- _WHAT TO PRODUCE_:
Please write out the material below exactly as given.

- _Dataset rows_:
/---

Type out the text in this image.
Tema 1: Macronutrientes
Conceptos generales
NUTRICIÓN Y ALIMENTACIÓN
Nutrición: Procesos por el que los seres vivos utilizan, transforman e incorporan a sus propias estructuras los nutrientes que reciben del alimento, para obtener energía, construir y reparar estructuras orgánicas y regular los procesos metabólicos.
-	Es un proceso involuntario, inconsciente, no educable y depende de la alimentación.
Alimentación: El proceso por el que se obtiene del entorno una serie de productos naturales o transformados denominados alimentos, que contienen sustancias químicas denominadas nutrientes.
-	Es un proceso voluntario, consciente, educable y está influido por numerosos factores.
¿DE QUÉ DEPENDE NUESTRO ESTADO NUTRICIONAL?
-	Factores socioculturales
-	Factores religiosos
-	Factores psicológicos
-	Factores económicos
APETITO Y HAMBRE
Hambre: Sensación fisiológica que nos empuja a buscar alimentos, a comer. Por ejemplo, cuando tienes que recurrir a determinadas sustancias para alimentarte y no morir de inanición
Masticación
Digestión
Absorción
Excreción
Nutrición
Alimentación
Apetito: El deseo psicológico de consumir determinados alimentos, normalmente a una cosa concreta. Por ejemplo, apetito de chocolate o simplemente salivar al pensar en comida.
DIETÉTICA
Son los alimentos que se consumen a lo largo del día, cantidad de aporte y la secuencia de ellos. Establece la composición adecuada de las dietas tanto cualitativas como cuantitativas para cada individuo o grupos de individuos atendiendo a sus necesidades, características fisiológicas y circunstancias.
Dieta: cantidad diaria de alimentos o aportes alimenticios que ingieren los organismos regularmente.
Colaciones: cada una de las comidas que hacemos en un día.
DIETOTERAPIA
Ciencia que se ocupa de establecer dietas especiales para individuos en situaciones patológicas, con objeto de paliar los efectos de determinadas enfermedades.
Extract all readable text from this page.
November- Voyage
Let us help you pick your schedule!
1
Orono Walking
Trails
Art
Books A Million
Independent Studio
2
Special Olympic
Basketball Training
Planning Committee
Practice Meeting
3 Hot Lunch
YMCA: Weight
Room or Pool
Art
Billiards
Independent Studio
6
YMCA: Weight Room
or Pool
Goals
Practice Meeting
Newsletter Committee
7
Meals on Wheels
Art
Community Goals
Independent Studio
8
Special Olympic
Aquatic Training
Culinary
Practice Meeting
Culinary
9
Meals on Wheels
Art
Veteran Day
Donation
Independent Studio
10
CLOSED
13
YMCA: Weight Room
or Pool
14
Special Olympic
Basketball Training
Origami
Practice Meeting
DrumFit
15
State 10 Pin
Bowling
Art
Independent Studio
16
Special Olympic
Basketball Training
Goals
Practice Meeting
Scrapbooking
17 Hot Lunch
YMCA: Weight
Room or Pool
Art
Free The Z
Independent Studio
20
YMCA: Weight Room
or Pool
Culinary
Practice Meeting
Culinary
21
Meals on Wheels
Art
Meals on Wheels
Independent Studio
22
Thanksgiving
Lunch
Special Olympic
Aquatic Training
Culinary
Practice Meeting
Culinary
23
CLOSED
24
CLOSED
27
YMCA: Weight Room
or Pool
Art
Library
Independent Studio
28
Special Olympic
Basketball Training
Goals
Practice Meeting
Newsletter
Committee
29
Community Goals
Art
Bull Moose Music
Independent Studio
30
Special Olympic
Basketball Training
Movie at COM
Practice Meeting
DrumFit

\---

- _EXERCISE RESPONSE_:
Type out the text in this image.
Tema 1: Macronutrientes
Conceptos generales
NUTRICIÓN Y ALIMENTACIÓN
Nutrición: Procesos por el que los seres vivos utilizan, transforman e incorporan a sus propias estructuras los nutrientes que reciben del alimento, para obtener energía, construir y reparar estructuras orgánicas y regular los procesos metabólicos.
-	Es un proceso involuntario, inconsciente, no educable y depende de la alimentación.
Alimentación: El proceso por el que se obtiene del entorno una serie de productos naturales o transformados denominados alimentos, que contienen sustancias químicas denominadas nutrientes.
-	Es un proceso voluntario, consciente, educable y está influido por numerosos factores.
¿DE QUÉ DEPENDE NUESTRO ESTADO NUTRICIONAL?
-	Factores socioculturales
-	Factores religiosos
-	Factores psicológicos
-	Factores económicos
APETITO Y HAMBRE
Hambre: Sensación fisiológica que nos empuja a buscar alimentos, a comer. Por ejemplo, cuando tienes que recurrir a determinadas sustancias para alimentarte y no morir de inanición
Masticación
Digestión
Absorción
Excreción
Nutrición
Alimentación
Apetito: El deseo psicológico de consumir determinados alimentos, normalmente a una cosa concreta. Por ejemplo, apetito de chocolate o simplemente salivar al pensar en comida.
DIETÉTICA
Son los alimentos que se consumen a lo largo del día, cantidad de aporte y la secuencia de ellos. Establece la composición adecuada de las dietas tanto cualitativas como cuantitativas para cada individuo o grupos de individuos atendiendo a sus necesidades, características fisiológicas y circunstancias.
Dieta: cantidad diaria de alimentos o aportes alimenticios que ingieren los organismos regularmente.
Colaciones: cada una de las comidas que hacemos en un día.
DIETOTERAPIA
Ciencia que se ocupa de establecer dietas especiales para individuos en situaciones patológicas, con objeto de paliar los efectos de determinadas enfermedades.
Extract all readable text from this page.
November- Voyage
Let us help you pick your schedule!
1
Orono Walking
Trails
Art
Books A Million
Independent Studio
2
Special Olympic
Basketball Training
Planning Committee
Practice Meeting
3 Hot Lunch
YMCA: Weight
Room or Pool
Art
Billiards
Independent Studio
6
YMCA: Weight Room
or Pool
Goals
Practice Meeting
Newsletter Committee
7
Meals on Wheels
Art
Community Goals
Independent Studio
8
Special Olympic
Aquatic Training
Culinary
Practice Meeting
Culinary
9
Meals on Wheels
Art
Veteran Day
Donation
Independent Studio
10
CLOSED
13
YMCA: Weight Room
or Pool
14
Special Olympic
Basketball Training
Origami
Practice Meeting
DrumFit
15
State 10 Pin
Bowling
Art
Independent Studio
16
Special Olympic
Basketball Training
Goals
Practice Meeting
Scrapbooking
17 Hot Lunch
YMCA: Weight
Room or Pool
Art
Free The Z
Independent Studio
20
YMCA: Weight Room
or Pool
Culinary
Practice Meeting
Culinary
21
Meals on Wheels
Art
Meals on Wheels
Independent Studio
22
Thanksgiving
Lunch
Special Olympic
Aquatic Training
Culinary
Practice Meeting
Culinary
23
CLOSED
24
CLOSED
27
YMCA: Weight Room
or Pool
Art
Library
Independent Studio
28
Special Olympic
Basketball Training
Goals
Practice Meeting
Newsletter
Committee
29
Community Goals
Art
Bull Moose Music
Independent Studio
30
Special Olympic
Basketball Training
Movie at COM
Practice Meeting
DrumFit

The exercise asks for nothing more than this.